EXERCISE PROMPT: Extract every record, keeping each one exactly as it is.

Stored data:
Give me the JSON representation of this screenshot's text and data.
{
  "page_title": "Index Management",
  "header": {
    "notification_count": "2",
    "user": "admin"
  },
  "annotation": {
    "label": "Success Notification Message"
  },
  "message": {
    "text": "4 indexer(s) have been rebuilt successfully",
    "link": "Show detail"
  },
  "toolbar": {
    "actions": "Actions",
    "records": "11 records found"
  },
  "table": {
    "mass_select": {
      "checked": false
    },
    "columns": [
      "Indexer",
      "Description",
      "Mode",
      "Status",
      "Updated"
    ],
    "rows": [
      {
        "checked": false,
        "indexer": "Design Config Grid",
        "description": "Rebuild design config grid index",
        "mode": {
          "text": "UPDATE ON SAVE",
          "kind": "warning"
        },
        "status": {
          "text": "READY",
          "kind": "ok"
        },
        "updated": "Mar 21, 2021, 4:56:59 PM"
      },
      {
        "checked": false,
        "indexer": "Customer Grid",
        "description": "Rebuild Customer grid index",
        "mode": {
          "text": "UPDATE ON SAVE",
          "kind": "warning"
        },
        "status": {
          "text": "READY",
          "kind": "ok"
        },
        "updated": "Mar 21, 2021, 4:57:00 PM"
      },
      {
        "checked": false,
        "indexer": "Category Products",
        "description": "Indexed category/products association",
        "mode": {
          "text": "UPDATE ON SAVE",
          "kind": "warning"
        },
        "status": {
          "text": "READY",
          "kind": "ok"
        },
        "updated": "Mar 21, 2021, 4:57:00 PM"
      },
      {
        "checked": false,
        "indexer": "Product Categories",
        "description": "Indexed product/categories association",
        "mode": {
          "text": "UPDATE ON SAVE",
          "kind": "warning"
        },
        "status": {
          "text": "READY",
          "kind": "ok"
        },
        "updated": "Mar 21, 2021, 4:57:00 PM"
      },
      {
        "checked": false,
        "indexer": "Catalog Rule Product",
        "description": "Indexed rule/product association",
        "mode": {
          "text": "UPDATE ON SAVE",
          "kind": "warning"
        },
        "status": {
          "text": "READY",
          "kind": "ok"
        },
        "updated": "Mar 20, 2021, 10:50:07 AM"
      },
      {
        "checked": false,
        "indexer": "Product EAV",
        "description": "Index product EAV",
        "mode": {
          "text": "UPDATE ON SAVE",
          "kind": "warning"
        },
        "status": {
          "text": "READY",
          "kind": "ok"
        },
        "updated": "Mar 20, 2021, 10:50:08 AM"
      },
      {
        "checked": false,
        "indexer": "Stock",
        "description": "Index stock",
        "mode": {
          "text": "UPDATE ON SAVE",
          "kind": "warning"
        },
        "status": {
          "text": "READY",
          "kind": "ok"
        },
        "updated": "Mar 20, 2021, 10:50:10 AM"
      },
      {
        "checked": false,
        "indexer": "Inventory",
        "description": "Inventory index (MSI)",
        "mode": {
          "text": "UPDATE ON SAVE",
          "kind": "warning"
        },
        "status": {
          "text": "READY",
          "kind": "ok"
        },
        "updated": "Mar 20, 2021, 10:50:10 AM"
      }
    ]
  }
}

FINAL ANSWER:
Give me the JSON representation of this screenshot's text and data.
{
  "page_title": "Index Management",
  "header": {
    "notification_count": "2",
    "user": "admin"
  },
  "annotation": {
    "label": "Success Notification Message"
  },
  "message": {
    "text": "4 indexer(s) have been rebuilt successfully",
    "link": "Show detail"
  },
  "toolbar": {
    "actions": "Actions",
    "records": "11 records found"
  },
  "table": {
    "mass_select": {
      "checked": false
    },
    "columns": [
      "Indexer",
      "Description",
      "Mode",
      "Status",
      "Updated"
    ],
    "rows": [
      {
        "checked": false,
        "indexer": "Design Config Grid",
        "description": "Rebuild design config grid index",
        "mode": {
          "text": "UPDATE ON SAVE",
          "kind": "warning"
        },
        "status": {
          "text": "READY",
          "kind": "ok"
        },
        "updated": "Mar 21, 2021, 4:56:59 PM"
      },
      {
        "checked": false,
        "indexer": "Customer Grid",
        "description": "Rebuild Customer grid index",
        "mode": {
          "text": "UPDATE ON SAVE",
          "kind": "warning"
        },
        "status": {
          "text": "READY",
          "kind": "ok"
        },
        "updated": "Mar 21, 2021, 4:57:00 PM"
      },
      {
        "checked": false,
        "indexer": "Category Products",
        "description": "Indexed category/products association",
        "mode": {
          "text": "UPDATE ON SAVE",
          "kind": "warning"
        },
        "status": {
          "text": "READY",
          "kind": "ok"
        },
        "updated": "Mar 21, 2021, 4:57:00 PM"
      },
      {
        "checked": false,
        "indexer": "Product Categories",
        "description": "Indexed product/categories association",
        "mode": {
          "text": "UPDATE ON SAVE",
          "kind": "warning"
        },
        "status": {
          "text": "READY",
          "kind": "ok"
        },
        "updated": "Mar 21, 2021, 4:57:00 PM"
      },
      {
        "checked": false,
        "indexer": "Catalog Rule Product",
        "description": "Indexed rule/product association",
        "mode": {
          "text": "UPDATE ON SAVE",
          "kind": "warning"
        },
        "status": {
          "text": "READY",
          "kind": "ok"
        },
        "updated": "Mar 20, 2021, 10:50:07 AM"
      },
      {
        "checked": false,
        "indexer": "Product EAV",
        "description": "Index product EAV",
        "mode": {
          "text": "UPDATE ON SAVE",
          "kind": "warning"
        },
        "status": {
          "text": "READY",
          "kind": "ok"
        },
        "updated": "Mar 20, 2021, 10:50:08 AM"
      },
      {
        "checked": false,
        "indexer": "Stock",
        "description": "Index stock",
        "mode": {
          "text": "UPDATE ON SAVE",
          "kind": "warning"
        },
        "status": {
          "text": "READY",
          "kind": "ok"
        },
        "updated": "Mar 20, 2021, 10:50:10 AM"
      },
      {
        "checked": false,
        "indexer": "Inventory",
        "description": "Inventory index (MSI)",
        "mode": {
          "text": "UPDATE ON SAVE",
          "kind": "warning"
        },
        "status": {
          "text": "READY",
          "kind": "ok"
        },
        "updated": "Mar 20, 2021, 10:50:10 AM"
      }
    ]
  }
}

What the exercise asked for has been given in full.